■ WHAT TO WORK ON: Copy the material from its first line up to and including the line containing "table-row: No Private", character for character.

────────────────

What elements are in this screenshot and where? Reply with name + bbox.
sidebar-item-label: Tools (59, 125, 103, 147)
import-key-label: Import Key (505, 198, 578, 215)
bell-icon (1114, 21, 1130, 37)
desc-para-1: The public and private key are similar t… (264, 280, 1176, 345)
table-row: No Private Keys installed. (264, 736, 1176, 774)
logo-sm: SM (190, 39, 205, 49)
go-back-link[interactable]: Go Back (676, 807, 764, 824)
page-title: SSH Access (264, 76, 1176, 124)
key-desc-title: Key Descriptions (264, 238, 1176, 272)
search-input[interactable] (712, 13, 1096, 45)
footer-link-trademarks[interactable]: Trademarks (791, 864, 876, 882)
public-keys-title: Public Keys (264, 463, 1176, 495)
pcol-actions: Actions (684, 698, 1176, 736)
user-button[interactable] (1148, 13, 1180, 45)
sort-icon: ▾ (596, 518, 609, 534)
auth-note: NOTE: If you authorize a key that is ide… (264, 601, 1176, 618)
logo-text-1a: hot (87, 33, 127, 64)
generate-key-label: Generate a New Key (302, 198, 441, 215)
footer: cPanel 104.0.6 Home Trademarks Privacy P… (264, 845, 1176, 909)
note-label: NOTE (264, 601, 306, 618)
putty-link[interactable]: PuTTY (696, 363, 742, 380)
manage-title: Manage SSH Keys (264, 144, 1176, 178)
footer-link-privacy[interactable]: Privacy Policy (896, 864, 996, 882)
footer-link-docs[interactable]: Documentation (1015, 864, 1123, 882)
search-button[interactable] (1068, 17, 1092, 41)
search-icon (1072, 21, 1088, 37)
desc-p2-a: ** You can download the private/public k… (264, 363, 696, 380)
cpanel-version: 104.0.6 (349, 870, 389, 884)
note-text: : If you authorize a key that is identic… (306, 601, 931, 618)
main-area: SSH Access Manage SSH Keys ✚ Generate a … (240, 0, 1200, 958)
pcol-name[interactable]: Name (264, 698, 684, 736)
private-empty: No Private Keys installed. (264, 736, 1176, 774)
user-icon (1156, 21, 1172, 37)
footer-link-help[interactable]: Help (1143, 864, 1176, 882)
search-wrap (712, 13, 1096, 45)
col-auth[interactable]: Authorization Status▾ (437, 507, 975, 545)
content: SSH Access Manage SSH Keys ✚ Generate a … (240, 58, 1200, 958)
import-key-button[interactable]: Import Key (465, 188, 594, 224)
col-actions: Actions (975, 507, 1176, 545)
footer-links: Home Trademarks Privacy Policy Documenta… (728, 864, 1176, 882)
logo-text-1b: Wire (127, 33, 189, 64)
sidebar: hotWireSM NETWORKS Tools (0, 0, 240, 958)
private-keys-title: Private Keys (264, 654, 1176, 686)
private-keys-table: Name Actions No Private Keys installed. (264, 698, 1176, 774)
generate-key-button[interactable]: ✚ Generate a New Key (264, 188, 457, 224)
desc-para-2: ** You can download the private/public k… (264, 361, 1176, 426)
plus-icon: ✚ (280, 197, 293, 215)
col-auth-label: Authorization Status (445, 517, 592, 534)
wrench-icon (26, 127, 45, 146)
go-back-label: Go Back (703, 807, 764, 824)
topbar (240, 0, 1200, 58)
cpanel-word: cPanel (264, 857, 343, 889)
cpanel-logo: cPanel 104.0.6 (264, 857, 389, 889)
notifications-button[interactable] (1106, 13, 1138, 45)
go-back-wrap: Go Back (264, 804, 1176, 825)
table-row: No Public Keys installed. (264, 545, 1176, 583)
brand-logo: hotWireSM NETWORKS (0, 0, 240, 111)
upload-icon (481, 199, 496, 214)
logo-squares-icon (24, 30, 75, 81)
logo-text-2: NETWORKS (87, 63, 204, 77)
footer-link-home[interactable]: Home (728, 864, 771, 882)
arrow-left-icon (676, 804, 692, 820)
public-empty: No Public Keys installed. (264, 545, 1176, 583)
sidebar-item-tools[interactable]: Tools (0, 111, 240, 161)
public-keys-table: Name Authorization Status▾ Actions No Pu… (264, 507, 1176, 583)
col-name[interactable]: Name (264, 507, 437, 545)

────────────────

■ COMPLETED EXERCISE:
What elements are in this screenshot and where? Reply with name + bbox.
sidebar-item-label: Tools (59, 125, 103, 147)
import-key-label: Import Key (505, 198, 578, 215)
bell-icon (1114, 21, 1130, 37)
desc-para-1: The public and private key are similar t… (264, 280, 1176, 345)
table-row: No Private Keys installed. (264, 736, 1176, 774)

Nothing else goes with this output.